Start of Records supplied

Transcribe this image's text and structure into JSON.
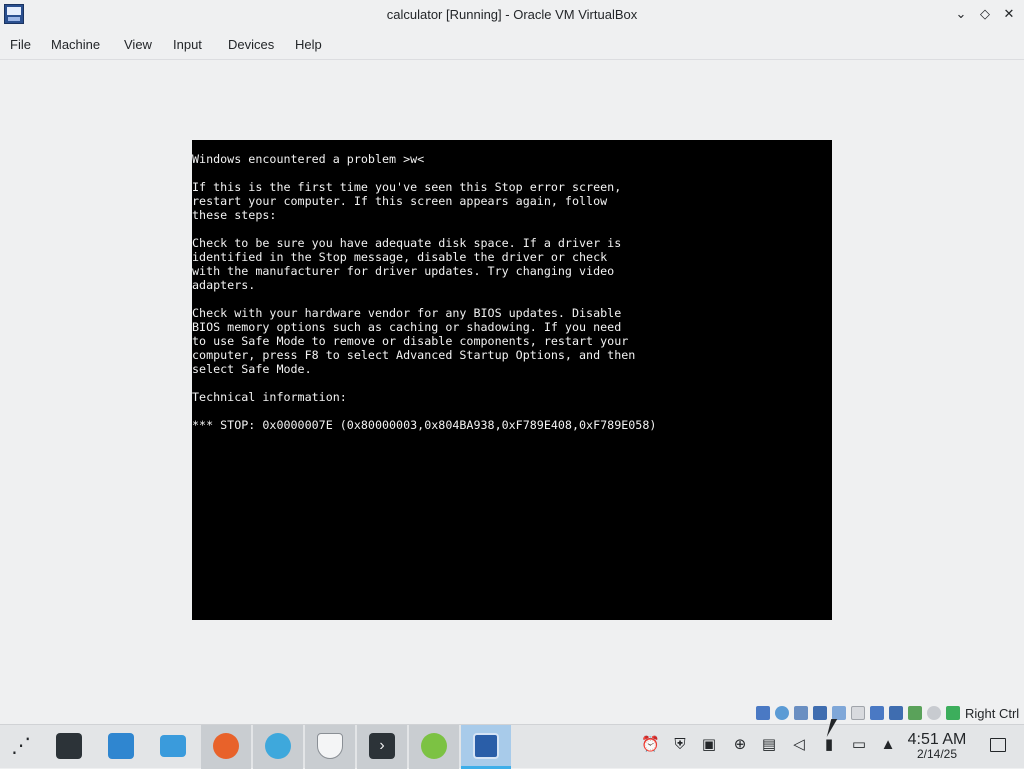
{
  "window": {
    "title": "calculator [Running] - Oracle VM VirtualBox",
    "app_icon": "virtualbox-icon",
    "controls": [
      "minimize-icon",
      "maximize-icon",
      "close-icon"
    ]
  },
  "menubar": {
    "items": [
      "File",
      "Machine",
      "View",
      "Input",
      "Devices",
      "Help"
    ]
  },
  "vm_screen": {
    "lines": [
      "Windows encountered a problem >w<",
      "",
      "If this is the first time you've seen this Stop error screen,",
      "restart your computer. If this screen appears again, follow",
      "these steps:",
      "",
      "Check to be sure you have adequate disk space. If a driver is",
      "identified in the Stop message, disable the driver or check",
      "with the manufacturer for driver updates. Try changing video",
      "adapters.",
      "",
      "Check with your hardware vendor for any BIOS updates. Disable",
      "BIOS memory options such as caching or shadowing. If you need",
      "to use Safe Mode to remove or disable components, restart your",
      "computer, press F8 to select Advanced Startup Options, and then",
      "select Safe Mode.",
      "",
      "Technical information:",
      "",
      "*** STOP: 0x0000007E (0x80000003,0x804BA938,0xF789E408,0xF789E058)"
    ]
  },
  "statusbar": {
    "icons": [
      "hard-disk-icon",
      "optical-drive-icon",
      "audio-icon",
      "network-icon",
      "usb-icon",
      "shared-folders-icon",
      "display-icon",
      "recording-icon",
      "cpu-icon",
      "mouse-integration-icon",
      "keyboard-icon"
    ],
    "host_key": "Right Ctrl"
  },
  "taskbar": {
    "apps": [
      {
        "name": "app-launcher",
        "icon": "launcher-icon"
      },
      {
        "name": "system-settings",
        "icon": "settings-icon"
      },
      {
        "name": "discover",
        "icon": "store-icon"
      },
      {
        "name": "file-manager",
        "icon": "folder-icon"
      },
      {
        "name": "firefox",
        "icon": "firefox-icon"
      },
      {
        "name": "globe-app",
        "icon": "globe-icon"
      },
      {
        "name": "shield-app",
        "icon": "shield-icon"
      },
      {
        "name": "terminal",
        "icon": "terminal-icon"
      },
      {
        "name": "updater",
        "icon": "update-arrow-icon"
      },
      {
        "name": "virtualbox",
        "icon": "virtualbox-icon"
      }
    ],
    "tray_icons": [
      "alarm-icon",
      "security-shield-icon",
      "clipboard-icon",
      "update-icon",
      "printer-icon",
      "mute-icon",
      "usb-device-icon",
      "network-wired-icon",
      "expand-tray-icon"
    ],
    "clock": {
      "time": "4:51 AM",
      "date": "2/14/25"
    }
  },
  "colors": {
    "bsod_background": "#000000",
    "bsod_text": "#f2f2f2",
    "window_background": "#eff0f1",
    "taskbar_focus": "#3daee9"
  }
}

End of Records supplied

● **Given task**:
Copy out all the data exactly; skip the pictures.

● **Exercise solution**:
Transcribe this image's text and structure into JSON.
{
  "window": {
    "title": "calculator [Running] - Oracle VM VirtualBox",
    "app_icon": "virtualbox-icon",
    "controls": [
      "minimize-icon",
      "maximize-icon",
      "close-icon"
    ]
  },
  "menubar": {
    "items": [
      "File",
      "Machine",
      "View",
      "Input",
      "Devices",
      "Help"
    ]
  },
  "vm_screen": {
    "lines": [
      "Windows encountered a problem >w<",
      "",
      "If this is the first time you've seen this Stop error screen,",
      "restart your computer. If this screen appears again, follow",
      "these steps:",
      "",
      "Check to be sure you have adequate disk space. If a driver is",
      "identified in the Stop message, disable the driver or check",
      "with the manufacturer for driver updates. Try changing video",
      "adapters.",
      "",
      "Check with your hardware vendor for any BIOS updates. Disable",
      "BIOS memory options such as caching or shadowing. If you need",
      "to use Safe Mode to remove or disable components, restart your",
      "computer, press F8 to select Advanced Startup Options, and then",
      "select Safe Mode.",
      "",
      "Technical information:",
      "",
      "*** STOP: 0x0000007E (0x80000003,0x804BA938,0xF789E408,0xF789E058)"
    ]
  },
  "statusbar": {
    "icons": [
      "hard-disk-icon",
      "optical-drive-icon",
      "audio-icon",
      "network-icon",
      "usb-icon",
      "shared-folders-icon",
      "display-icon",
      "recording-icon",
      "cpu-icon",
      "mouse-integration-icon",
      "keyboard-icon"
    ],
    "host_key": "Right Ctrl"
  },
  "taskbar": {
    "apps": [
      {
        "name": "app-launcher",
        "icon": "launcher-icon"
      },
      {
        "name": "system-settings",
        "icon": "settings-icon"
      },
      {
        "name": "discover",
        "icon": "store-icon"
      },
      {
        "name": "file-manager",
        "icon": "folder-icon"
      },
      {
        "name": "firefox",
        "icon": "firefox-icon"
      },
      {
        "name": "globe-app",
        "icon": "globe-icon"
      },
      {
        "name": "shield-app",
        "icon": "shield-icon"
      },
      {
        "name": "terminal",
        "icon": "terminal-icon"
      },
      {
        "name": "updater",
        "icon": "update-arrow-icon"
      },
      {
        "name": "virtualbox",
        "icon": "virtualbox-icon"
      }
    ],
    "tray_icons": [
      "alarm-icon",
      "security-shield-icon",
      "clipboard-icon",
      "update-icon",
      "printer-icon",
      "mute-icon",
      "usb-device-icon",
      "network-wired-icon",
      "expand-tray-icon"
    ],
    "clock": {
      "time": "4:51 AM",
      "date": "2/14/25"
    }
  },
  "colors": {
    "bsod_background": "#000000",
    "bsod_text": "#f2f2f2",
    "window_background": "#eff0f1",
    "taskbar_focus": "#3daee9"
  }
}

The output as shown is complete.